[Task prompt]: Look for "JSON" in each line of the entries, and return the matching lines.

==========

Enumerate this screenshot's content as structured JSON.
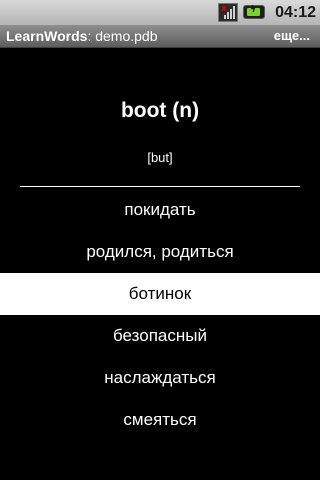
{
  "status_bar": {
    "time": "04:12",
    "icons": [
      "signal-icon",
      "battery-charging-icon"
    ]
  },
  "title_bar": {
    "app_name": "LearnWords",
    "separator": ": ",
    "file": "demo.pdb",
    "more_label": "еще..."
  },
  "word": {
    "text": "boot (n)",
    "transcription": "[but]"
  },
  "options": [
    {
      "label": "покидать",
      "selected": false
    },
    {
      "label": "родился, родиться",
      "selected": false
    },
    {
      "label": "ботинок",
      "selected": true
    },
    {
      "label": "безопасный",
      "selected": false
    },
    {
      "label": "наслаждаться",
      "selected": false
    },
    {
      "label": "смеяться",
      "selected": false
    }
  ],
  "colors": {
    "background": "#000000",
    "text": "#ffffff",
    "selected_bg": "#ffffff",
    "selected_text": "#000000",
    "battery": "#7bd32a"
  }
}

==========

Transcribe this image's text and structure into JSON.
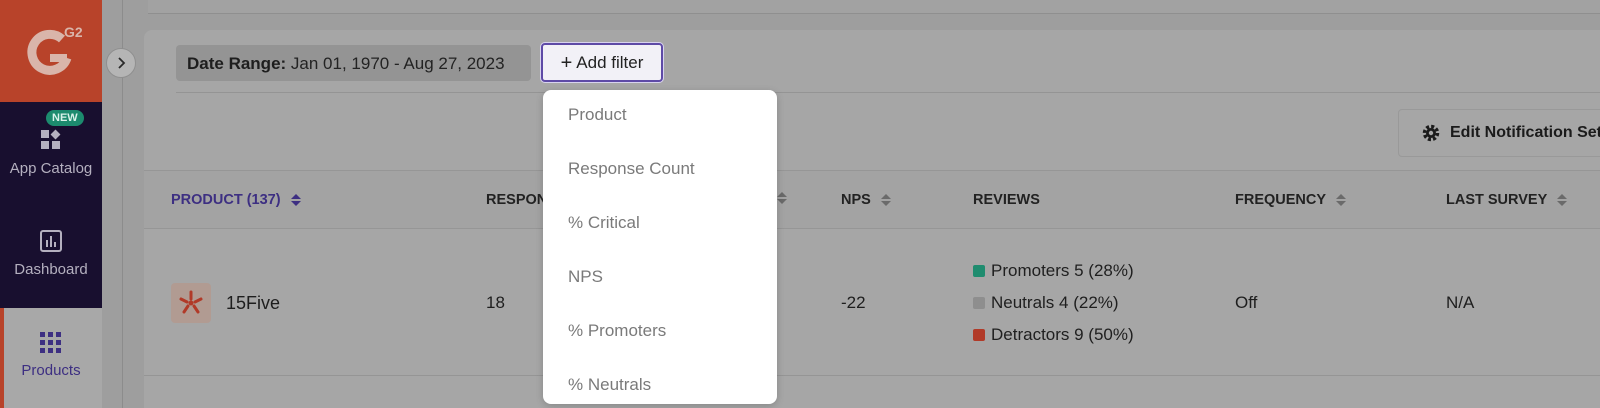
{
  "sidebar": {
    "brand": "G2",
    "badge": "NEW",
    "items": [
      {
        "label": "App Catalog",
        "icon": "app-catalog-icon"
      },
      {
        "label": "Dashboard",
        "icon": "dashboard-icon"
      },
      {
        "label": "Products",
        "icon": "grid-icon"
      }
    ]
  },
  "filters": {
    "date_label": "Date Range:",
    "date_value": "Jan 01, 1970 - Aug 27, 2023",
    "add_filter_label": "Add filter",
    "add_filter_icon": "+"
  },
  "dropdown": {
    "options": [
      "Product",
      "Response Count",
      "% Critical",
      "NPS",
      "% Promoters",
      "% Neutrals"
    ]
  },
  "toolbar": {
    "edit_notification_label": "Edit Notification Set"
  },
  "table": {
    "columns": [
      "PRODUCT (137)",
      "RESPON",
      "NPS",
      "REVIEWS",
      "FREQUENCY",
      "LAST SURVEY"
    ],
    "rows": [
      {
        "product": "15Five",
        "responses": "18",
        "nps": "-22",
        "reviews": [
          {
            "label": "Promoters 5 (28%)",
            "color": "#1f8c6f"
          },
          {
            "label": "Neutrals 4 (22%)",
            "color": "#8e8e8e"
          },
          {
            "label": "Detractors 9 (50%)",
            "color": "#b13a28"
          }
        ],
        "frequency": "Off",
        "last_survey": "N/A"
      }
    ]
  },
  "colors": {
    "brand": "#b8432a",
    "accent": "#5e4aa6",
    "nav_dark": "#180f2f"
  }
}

==========

[Correct answer]:
Enumerate this screenshot's content as structured JSON.
Transcribe this image's text and structure into JSON.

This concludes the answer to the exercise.